Iliana Padilla

Comunidades frente a la minería y la violencia

Hace falta un plan integral de seguridad y de reparación del daño a las comunidades

La demanda internacional de minerales estratégicos crece impulsada por la transición energética, la fabricación de vehículos eléctricos, el desarrollo de baterías de almacenamiento y la ampliación de las redes renovables. En ese conjunto de recursos también destaca el oro, cuya alta cotización y facilidad de lavado lo mantienen en el centro de los intereses globales. En México, esa presión externa se cruza con un escenario interno complejo: en algunas comunidades los grupos delictivos toman el control de la actividad minera, en otras se hacen cargo directamente de la producción y, en varias más, extorsionan a productores y habitantes, un fenómeno que avanza al amparo de la impunidad y la débil presencia institucional.

El sexenio pasado endureció las reglas de la minería con una reforma que limitó concesiones y elevó exigencias ambientales. Eran medidas necesarias tras décadas de explotación sin control, aunque implicaron un freno a nuevos proyectos y al capital. Las cifras que presenta la Secretaría de Economía lo reflejan: en 2023 la Inversión Extranjera Directa en minería había superado los 2 mil 300 millones de dólares; en 2024 se redujo a mil 525 millones y cerró con retiros por 837 millones. Esa contracción se reflejó en el empleo: la extracción de minerales metálicos perdió 16% de su personal formal y el trabajo de apoyo cayó casi 47%. El ajuste abrió márgenes que la delincuencia organizada ocupó de inmediato.

La prensa regional e internacional ha documentado cómo ciertos grupos se han insertado en la minería para ampliar sus ingresos, después de que la política antidrogas de Estados Unidos complicó sus márgenes en el negocio de las sustancias sintéticas. En Sinaloa, el reportaje de Marcos Vizcarra en Revista Espejo muestra que ya no se limitan a la producción de metanfetaminas: ahora recurren a actividades extractivas, la presión sobre pequeños productores, la extorsión y el control de rutas comerciales. En Guerrero, el trabajo de José Luis Pardo y Marlén Castro describe cómo en el Cinturón de Oro ejercen dominio territorial, intimidan comunidades y operan en ausencia de autoridad, generando desplazamientos y violencia en torno a los yacimientos. En Chihuahua, la organización EDUCA Comunicación reportó ataques con drones explosivos contra las comunidades Warijó y Pima en los municipios de Moris y Uruachi, en la Sierra Tarahumara, con el fin de asegurar zonas auríferas y provocar el desplazamiento de familias enteras.

El escenario de estos últimos años muestra que los vacíos de poder en territorios mineros han quedado en manos de actores que imponen sus reglas. Las comunidades siguen soportando costos ambientales y sociales mientras la extracción se volvió terreno de disputa armada. El gobierno federal actual promete un nuevo planteamiento: relanzar la minería bajo el discurso de modernización, pero la prueba será aplicar controles efectivos. Hace falta una estrategia integral de seguridad y de reparación del daño a las comunidades, con planes de restauración ambiental y responsabilidad social estricta, para evitar que los territorios sigan siendo espacios vulnerables al despojo.

#### Tareas del ejercicio:
1. Enumere los factores que, según el artículo sobre minería y violencia, impulsan la creciente demanda internacional de minerales estratégicos.
2. Según el artículo sobre minería y violencia, ¿por qué ciertos grupos delictivos se han insertado en la minería?
3. Devuelva sin cambios el pasaje del artículo sobre minería y violencia que comienza en "La demanda internacional" y termina en "débil presencia institucional.", incluidos ambos extremos.

[Entradas del conjunto de datos]

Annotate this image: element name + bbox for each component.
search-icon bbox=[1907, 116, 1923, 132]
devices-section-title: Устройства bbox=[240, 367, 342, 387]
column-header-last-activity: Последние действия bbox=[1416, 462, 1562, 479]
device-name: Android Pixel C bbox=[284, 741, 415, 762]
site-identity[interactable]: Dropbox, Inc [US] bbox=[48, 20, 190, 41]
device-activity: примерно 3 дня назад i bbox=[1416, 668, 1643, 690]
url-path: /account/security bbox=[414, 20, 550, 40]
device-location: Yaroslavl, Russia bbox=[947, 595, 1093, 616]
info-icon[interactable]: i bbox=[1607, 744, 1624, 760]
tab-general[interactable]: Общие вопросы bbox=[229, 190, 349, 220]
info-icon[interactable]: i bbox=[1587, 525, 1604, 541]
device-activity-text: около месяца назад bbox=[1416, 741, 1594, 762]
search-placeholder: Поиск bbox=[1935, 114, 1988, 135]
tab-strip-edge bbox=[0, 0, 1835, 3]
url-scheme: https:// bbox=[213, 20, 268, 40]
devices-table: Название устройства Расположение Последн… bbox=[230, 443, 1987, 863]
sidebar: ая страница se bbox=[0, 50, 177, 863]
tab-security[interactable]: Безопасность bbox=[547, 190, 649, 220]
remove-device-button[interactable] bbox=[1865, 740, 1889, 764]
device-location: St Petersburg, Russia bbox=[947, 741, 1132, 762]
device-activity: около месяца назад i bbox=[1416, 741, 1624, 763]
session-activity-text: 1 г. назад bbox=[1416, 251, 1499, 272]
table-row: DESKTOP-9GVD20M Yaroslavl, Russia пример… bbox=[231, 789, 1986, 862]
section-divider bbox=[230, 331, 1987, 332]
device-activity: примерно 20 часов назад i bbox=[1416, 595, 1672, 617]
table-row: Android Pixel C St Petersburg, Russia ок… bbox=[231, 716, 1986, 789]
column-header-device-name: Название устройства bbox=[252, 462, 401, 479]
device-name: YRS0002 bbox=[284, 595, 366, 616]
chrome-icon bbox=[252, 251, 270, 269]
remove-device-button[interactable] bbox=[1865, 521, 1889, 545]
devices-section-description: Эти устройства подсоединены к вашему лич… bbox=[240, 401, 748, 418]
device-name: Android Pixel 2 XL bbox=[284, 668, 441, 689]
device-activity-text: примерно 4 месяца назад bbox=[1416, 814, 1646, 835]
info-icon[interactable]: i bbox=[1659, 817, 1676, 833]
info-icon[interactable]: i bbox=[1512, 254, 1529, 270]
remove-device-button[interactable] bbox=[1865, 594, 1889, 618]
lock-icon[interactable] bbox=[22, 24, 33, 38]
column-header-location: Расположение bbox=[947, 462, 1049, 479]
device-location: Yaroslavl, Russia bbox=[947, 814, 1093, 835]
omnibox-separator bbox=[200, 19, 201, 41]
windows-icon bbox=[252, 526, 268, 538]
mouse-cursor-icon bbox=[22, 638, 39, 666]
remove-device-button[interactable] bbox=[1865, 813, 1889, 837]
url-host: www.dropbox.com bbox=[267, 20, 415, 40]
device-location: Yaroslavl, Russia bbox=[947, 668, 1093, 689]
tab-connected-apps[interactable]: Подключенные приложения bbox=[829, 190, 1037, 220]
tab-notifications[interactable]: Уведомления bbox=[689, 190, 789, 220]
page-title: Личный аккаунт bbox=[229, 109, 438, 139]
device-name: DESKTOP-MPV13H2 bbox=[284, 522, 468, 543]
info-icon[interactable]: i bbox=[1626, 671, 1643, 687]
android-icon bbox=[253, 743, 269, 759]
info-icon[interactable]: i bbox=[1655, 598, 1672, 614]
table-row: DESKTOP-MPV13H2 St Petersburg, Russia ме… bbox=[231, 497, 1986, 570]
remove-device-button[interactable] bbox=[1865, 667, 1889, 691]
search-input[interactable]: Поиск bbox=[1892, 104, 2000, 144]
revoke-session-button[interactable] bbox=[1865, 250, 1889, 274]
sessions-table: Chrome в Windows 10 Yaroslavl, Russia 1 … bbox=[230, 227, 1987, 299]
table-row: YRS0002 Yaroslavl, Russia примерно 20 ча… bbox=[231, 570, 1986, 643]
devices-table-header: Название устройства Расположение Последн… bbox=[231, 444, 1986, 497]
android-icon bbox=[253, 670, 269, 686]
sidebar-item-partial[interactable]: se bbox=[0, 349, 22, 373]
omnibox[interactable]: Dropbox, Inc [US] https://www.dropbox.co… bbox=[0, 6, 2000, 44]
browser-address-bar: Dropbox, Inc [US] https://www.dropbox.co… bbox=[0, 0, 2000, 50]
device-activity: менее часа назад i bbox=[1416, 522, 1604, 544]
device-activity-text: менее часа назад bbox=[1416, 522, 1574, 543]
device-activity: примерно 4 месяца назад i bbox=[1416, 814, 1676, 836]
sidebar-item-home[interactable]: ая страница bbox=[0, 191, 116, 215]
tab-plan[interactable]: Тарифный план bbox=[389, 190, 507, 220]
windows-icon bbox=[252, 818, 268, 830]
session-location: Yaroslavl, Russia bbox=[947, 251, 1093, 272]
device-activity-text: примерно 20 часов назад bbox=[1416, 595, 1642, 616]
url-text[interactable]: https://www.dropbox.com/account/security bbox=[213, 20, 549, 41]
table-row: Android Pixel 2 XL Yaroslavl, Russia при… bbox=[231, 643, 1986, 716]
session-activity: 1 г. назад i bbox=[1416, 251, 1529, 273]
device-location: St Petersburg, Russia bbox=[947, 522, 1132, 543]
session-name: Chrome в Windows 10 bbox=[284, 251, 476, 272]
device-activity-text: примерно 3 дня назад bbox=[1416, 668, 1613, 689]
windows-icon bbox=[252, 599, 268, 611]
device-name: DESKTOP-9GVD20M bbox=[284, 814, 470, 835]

#### Respuestas a tareas:
1.
- La transición energética
- La fabricación de vehículos eléctricos
- El desarrollo de baterías de almacenamiento
- La ampliación de las redes renovables

2. Lo han hecho para ampliar sus ingresos. La política antidrogas de Estados Unidos complicó sus márgenes en el negocio de las sustancias sintéticas.

3.
La demanda internacional de minerales estratégicos crece impulsada por la transición energética, la fabricación de vehículos eléctricos, el desarrollo de baterías de almacenamiento y la ampliación de las redes renovables. En ese conjunto de recursos también destaca el oro, cuya alta cotización y facilidad de lavado lo mantienen en el centro de los intereses globales. En México, esa presión externa se cruza con un escenario interno complejo: en algunas comunidades los grupos delictivos toman el control de la actividad minera, en otras se hacen cargo directamente de la producción y, en varias más, extorsionan a productores y habitantes, un fenómeno que avanza al amparo de la impunidad y la débil presencia institucional.